Filter the data for lines with the word "JSON", then copy every line so identified.

** START Extracted entries **

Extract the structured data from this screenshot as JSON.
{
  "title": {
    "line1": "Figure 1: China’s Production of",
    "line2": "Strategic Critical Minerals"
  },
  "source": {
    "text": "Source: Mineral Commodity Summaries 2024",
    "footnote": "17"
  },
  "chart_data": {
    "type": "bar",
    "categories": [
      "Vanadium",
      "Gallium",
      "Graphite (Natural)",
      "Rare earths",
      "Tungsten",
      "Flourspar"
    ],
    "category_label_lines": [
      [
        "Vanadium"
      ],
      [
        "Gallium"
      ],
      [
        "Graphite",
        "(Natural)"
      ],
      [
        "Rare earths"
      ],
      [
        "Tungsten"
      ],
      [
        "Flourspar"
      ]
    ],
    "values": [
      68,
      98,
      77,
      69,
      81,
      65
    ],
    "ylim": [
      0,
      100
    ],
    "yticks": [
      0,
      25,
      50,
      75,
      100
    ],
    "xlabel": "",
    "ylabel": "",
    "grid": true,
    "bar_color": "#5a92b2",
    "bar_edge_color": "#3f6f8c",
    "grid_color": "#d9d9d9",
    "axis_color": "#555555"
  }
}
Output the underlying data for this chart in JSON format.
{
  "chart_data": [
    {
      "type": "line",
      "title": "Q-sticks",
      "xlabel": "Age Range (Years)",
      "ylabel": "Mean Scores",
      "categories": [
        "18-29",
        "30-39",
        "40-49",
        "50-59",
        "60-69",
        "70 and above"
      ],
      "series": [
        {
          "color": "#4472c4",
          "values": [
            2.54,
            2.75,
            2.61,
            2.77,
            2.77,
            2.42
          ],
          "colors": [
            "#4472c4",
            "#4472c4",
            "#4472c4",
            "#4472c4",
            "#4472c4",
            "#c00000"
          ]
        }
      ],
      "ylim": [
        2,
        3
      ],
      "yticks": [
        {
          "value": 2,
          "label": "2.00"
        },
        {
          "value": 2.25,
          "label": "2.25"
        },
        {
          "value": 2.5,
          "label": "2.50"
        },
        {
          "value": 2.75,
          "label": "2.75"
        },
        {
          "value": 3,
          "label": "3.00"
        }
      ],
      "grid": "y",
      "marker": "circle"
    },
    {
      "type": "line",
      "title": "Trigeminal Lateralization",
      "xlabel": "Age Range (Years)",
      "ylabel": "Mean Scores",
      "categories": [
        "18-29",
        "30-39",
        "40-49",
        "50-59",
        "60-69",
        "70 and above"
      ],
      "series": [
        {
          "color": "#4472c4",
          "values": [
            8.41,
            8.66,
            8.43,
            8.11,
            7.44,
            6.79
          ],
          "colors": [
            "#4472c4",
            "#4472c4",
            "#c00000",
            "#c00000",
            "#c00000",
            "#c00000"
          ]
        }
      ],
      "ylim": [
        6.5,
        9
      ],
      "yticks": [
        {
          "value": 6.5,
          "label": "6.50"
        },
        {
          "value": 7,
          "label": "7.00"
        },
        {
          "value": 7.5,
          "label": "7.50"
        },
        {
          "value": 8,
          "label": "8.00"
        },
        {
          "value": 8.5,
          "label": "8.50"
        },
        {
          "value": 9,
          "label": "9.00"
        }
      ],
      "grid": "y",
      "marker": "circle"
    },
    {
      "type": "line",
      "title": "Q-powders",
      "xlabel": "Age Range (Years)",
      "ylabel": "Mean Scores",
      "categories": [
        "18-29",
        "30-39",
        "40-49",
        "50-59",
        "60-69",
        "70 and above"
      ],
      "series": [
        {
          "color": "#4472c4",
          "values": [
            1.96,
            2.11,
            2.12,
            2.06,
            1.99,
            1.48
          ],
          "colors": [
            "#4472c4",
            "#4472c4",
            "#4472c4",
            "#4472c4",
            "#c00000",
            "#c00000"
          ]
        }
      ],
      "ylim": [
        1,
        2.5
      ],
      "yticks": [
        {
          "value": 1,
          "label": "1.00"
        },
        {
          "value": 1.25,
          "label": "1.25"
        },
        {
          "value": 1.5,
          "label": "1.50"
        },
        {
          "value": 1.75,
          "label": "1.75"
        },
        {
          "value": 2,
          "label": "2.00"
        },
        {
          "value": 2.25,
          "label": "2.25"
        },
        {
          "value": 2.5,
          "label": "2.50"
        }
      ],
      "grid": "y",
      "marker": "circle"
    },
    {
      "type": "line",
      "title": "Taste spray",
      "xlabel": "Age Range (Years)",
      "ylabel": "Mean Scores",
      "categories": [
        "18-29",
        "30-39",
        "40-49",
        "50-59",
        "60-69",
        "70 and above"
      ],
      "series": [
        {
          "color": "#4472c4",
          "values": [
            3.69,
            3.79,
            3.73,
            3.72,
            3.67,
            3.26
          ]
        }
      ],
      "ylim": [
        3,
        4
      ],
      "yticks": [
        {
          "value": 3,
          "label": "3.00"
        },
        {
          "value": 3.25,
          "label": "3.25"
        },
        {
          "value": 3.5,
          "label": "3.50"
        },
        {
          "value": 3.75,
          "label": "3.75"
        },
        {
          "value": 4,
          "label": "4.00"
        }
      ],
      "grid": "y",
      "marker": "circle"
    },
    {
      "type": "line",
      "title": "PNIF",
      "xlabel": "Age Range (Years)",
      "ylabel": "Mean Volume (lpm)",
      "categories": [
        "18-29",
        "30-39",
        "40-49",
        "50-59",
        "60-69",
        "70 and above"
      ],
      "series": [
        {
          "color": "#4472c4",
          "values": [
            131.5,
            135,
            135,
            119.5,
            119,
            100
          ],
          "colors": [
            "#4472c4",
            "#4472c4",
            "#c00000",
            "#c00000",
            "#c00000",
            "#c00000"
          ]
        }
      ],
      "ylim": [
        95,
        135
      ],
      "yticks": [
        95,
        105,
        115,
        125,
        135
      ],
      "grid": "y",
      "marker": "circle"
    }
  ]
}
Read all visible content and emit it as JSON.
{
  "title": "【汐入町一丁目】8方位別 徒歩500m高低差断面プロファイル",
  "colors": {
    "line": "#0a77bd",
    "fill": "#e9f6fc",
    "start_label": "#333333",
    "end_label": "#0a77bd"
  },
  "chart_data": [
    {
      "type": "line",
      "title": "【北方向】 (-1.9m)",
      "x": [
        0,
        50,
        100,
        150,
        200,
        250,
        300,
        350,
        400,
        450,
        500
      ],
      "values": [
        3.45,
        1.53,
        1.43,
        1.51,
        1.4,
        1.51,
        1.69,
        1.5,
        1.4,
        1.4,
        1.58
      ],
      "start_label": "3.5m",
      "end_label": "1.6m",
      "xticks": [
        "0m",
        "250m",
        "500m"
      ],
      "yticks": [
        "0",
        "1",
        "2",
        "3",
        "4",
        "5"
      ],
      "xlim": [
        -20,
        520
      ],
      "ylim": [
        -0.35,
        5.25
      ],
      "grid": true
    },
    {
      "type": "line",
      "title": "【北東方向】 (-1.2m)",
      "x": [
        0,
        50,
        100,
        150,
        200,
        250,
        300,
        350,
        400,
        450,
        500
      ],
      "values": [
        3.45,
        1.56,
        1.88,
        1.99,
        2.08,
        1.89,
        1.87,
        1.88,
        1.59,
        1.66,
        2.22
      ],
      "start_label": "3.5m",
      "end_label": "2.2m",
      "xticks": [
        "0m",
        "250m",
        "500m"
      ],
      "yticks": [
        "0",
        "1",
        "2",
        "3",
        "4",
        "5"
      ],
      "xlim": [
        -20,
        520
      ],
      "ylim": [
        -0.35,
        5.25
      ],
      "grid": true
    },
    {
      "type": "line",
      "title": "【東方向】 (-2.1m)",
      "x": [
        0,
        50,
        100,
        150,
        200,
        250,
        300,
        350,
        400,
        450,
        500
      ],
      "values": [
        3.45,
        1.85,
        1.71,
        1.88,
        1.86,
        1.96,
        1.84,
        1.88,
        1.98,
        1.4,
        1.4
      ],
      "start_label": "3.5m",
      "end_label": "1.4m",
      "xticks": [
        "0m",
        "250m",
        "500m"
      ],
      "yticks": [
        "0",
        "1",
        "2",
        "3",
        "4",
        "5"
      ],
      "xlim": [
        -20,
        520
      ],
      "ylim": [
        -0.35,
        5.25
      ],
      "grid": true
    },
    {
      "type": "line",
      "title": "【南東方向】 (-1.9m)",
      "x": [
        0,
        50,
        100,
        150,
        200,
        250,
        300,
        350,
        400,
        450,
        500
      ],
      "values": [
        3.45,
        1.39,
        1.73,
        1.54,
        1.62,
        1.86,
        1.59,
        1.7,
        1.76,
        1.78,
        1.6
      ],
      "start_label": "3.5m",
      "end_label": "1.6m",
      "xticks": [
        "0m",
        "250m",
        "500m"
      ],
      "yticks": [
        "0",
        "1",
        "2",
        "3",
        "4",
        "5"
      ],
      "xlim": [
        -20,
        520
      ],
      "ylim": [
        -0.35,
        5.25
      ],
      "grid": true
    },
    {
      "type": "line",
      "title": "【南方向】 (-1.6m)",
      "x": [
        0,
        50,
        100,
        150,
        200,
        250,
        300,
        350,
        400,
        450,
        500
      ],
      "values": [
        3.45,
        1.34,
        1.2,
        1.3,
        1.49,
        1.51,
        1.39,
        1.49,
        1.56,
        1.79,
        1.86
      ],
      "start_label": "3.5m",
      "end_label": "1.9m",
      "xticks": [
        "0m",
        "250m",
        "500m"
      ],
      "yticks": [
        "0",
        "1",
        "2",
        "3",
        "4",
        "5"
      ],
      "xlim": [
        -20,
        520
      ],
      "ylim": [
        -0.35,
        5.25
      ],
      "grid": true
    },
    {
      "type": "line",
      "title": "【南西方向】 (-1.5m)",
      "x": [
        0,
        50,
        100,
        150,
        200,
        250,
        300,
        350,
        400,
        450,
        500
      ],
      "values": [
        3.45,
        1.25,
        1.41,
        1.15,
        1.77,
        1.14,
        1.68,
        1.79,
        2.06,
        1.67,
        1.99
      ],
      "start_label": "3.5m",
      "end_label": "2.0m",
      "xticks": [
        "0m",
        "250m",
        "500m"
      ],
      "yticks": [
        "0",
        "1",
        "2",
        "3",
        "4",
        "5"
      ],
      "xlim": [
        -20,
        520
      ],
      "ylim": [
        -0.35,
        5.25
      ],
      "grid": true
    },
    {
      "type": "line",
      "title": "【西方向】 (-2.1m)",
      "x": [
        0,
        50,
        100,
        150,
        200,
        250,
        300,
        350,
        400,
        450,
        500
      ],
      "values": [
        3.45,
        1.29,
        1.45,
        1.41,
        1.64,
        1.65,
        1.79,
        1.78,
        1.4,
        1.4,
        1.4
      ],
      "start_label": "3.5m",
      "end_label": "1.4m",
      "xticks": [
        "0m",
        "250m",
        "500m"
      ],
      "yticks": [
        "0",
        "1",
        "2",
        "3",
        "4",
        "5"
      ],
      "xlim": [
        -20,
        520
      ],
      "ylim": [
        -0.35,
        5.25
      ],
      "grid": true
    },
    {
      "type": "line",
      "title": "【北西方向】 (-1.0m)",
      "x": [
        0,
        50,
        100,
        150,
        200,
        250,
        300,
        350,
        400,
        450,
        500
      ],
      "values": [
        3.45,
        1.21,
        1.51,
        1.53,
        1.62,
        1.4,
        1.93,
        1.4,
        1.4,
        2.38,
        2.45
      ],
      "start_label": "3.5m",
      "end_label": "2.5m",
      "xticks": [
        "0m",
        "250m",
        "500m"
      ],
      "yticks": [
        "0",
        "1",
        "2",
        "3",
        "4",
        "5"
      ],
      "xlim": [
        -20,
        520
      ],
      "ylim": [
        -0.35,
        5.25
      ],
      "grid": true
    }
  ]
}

** END Extracted entries **

# Written solution
Extract the structured data from this screenshot as JSON.
Output the underlying data for this chart in JSON format.
Read all visible content and emit it as JSON.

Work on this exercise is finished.